• **Short problem**:
Write out the whole of the material exactly.

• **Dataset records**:
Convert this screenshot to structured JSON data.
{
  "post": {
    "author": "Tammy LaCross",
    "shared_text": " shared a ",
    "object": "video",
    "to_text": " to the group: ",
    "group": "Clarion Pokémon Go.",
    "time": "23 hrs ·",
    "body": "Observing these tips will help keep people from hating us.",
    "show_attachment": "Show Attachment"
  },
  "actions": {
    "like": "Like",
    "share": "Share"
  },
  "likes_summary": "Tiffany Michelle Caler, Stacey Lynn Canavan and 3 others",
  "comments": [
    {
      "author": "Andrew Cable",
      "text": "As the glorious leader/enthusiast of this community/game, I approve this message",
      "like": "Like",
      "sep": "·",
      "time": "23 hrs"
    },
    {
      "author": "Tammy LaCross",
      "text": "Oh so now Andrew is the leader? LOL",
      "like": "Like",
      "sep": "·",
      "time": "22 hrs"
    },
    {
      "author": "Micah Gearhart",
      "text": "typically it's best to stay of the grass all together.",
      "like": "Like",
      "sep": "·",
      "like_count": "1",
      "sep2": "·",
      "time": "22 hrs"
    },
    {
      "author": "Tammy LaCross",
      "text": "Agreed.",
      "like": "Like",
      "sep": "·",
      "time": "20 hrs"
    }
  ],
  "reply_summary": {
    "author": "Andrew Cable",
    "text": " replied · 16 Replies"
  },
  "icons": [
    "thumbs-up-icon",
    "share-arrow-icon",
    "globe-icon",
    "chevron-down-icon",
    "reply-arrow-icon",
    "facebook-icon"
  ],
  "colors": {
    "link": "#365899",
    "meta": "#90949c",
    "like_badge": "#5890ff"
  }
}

• **Completed exercise**:
Convert this screenshot to structured JSON data.
{
  "post": {
    "author": "Tammy LaCross",
    "shared_text": " shared a ",
    "object": "video",
    "to_text": " to the group: ",
    "group": "Clarion Pokémon Go.",
    "time": "23 hrs ·",
    "body": "Observing these tips will help keep people from hating us.",
    "show_attachment": "Show Attachment"
  },
  "actions": {
    "like": "Like",
    "share": "Share"
  },
  "likes_summary": "Tiffany Michelle Caler, Stacey Lynn Canavan and 3 others",
  "comments": [
    {
      "author": "Andrew Cable",
      "text": "As the glorious leader/enthusiast of this community/game, I approve this message",
      "like": "Like",
      "sep": "·",
      "time": "23 hrs"
    },
    {
      "author": "Tammy LaCross",
      "text": "Oh so now Andrew is the leader? LOL",
      "like": "Like",
      "sep": "·",
      "time": "22 hrs"
    },
    {
      "author": "Micah Gearhart",
      "text": "typically it's best to stay of the grass all together.",
      "like": "Like",
      "sep": "·",
      "like_count": "1",
      "sep2": "·",
      "time": "22 hrs"
    },
    {
      "author": "Tammy LaCross",
      "text": "Agreed.",
      "like": "Like",
      "sep": "·",
      "time": "20 hrs"
    }
  ],
  "reply_summary": {
    "author": "Andrew Cable",
    "text": " replied · 16 Replies"
  },
  "icons": [
    "thumbs-up-icon",
    "share-arrow-icon",
    "globe-icon",
    "chevron-down-icon",
    "reply-arrow-icon",
    "facebook-icon"
  ],
  "colors": {
    "link": "#365899",
    "meta": "#90949c",
    "like_badge": "#5890ff"
  }
}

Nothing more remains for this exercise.